# [What you are asked to do]
Each entry below is to be transcribed exactly.

>> start Working data

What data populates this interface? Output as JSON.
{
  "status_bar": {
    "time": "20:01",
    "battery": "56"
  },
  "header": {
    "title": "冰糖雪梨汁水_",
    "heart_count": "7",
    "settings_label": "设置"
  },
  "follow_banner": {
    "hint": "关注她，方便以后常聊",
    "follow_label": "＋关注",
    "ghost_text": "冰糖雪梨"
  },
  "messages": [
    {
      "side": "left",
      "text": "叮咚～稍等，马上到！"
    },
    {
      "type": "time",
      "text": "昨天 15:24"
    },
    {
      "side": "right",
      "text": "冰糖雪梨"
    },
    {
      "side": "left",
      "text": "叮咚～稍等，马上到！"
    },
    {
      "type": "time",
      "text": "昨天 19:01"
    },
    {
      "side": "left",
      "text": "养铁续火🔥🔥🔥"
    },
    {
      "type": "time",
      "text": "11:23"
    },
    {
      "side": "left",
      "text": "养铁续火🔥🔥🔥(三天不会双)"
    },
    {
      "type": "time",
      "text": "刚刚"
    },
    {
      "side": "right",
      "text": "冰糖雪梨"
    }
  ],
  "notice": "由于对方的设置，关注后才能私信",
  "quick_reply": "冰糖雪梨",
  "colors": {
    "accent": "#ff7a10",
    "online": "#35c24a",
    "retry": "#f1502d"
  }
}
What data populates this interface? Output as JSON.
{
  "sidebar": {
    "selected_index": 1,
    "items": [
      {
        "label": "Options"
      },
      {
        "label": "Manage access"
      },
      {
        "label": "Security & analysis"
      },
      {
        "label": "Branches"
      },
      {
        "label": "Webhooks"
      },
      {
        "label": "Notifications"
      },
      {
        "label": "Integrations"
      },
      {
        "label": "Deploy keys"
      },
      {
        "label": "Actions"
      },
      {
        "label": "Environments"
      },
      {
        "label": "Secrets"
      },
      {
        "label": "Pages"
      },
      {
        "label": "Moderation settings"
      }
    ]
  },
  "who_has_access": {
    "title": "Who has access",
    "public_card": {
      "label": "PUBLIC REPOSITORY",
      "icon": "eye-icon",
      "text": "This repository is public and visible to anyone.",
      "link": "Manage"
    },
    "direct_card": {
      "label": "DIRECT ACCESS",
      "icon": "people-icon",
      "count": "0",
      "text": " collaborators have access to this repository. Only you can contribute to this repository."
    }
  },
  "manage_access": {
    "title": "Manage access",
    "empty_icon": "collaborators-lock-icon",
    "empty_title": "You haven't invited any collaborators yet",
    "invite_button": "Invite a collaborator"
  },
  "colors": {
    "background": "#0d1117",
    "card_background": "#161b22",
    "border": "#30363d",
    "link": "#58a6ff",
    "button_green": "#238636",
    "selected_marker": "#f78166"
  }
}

>> end Working data

# [Result below]
What data populates this interface? Output as JSON.
{
  "status_bar": {
    "time": "20:01",
    "battery": "56"
  },
  "header": {
    "title": "冰糖雪梨汁水_",
    "heart_count": "7",
    "settings_label": "设置"
  },
  "follow_banner": {
    "hint": "关注她，方便以后常聊",
    "follow_label": "＋关注",
    "ghost_text": "冰糖雪梨"
  },
  "messages": [
    {
      "side": "left",
      "text": "叮咚～稍等，马上到！"
    },
    {
      "type": "time",
      "text": "昨天 15:24"
    },
    {
      "side": "right",
      "text": "冰糖雪梨"
    },
    {
      "side": "left",
      "text": "叮咚～稍等，马上到！"
    },
    {
      "type": "time",
      "text": "昨天 19:01"
    },
    {
      "side": "left",
      "text": "养铁续火🔥🔥🔥"
    },
    {
      "type": "time",
      "text": "11:23"
    },
    {
      "side": "left",
      "text": "养铁续火🔥🔥🔥(三天不会双)"
    },
    {
      "type": "time",
      "text": "刚刚"
    },
    {
      "side": "right",
      "text": "冰糖雪梨"
    }
  ],
  "notice": "由于对方的设置，关注后才能私信",
  "quick_reply": "冰糖雪梨",
  "colors": {
    "accent": "#ff7a10",
    "online": "#35c24a",
    "retry": "#f1502d"
  }
}
What data populates this interface? Output as JSON.
{
  "sidebar": {
    "selected_index": 1,
    "items": [
      {
        "label": "Options"
      },
      {
        "label": "Manage access"
      },
      {
        "label": "Security & analysis"
      },
      {
        "label": "Branches"
      },
      {
        "label": "Webhooks"
      },
      {
        "label": "Notifications"
      },
      {
        "label": "Integrations"
      },
      {
        "label": "Deploy keys"
      },
      {
        "label": "Actions"
      },
      {
        "label": "Environments"
      },
      {
        "label": "Secrets"
      },
      {
        "label": "Pages"
      },
      {
        "label": "Moderation settings"
      }
    ]
  },
  "who_has_access": {
    "title": "Who has access",
    "public_card": {
      "label": "PUBLIC REPOSITORY",
      "icon": "eye-icon",
      "text": "This repository is public and visible to anyone.",
      "link": "Manage"
    },
    "direct_card": {
      "label": "DIRECT ACCESS",
      "icon": "people-icon",
      "count": "0",
      "text": " collaborators have access to this repository. Only you can contribute to this repository."
    }
  },
  "manage_access": {
    "title": "Manage access",
    "empty_icon": "collaborators-lock-icon",
    "empty_title": "You haven't invited any collaborators yet",
    "invite_button": "Invite a collaborator"
  },
  "colors": {
    "background": "#0d1117",
    "card_background": "#161b22",
    "border": "#30363d",
    "link": "#58a6ff",
    "button_green": "#238636",
    "selected_marker": "#f78166"
  }
}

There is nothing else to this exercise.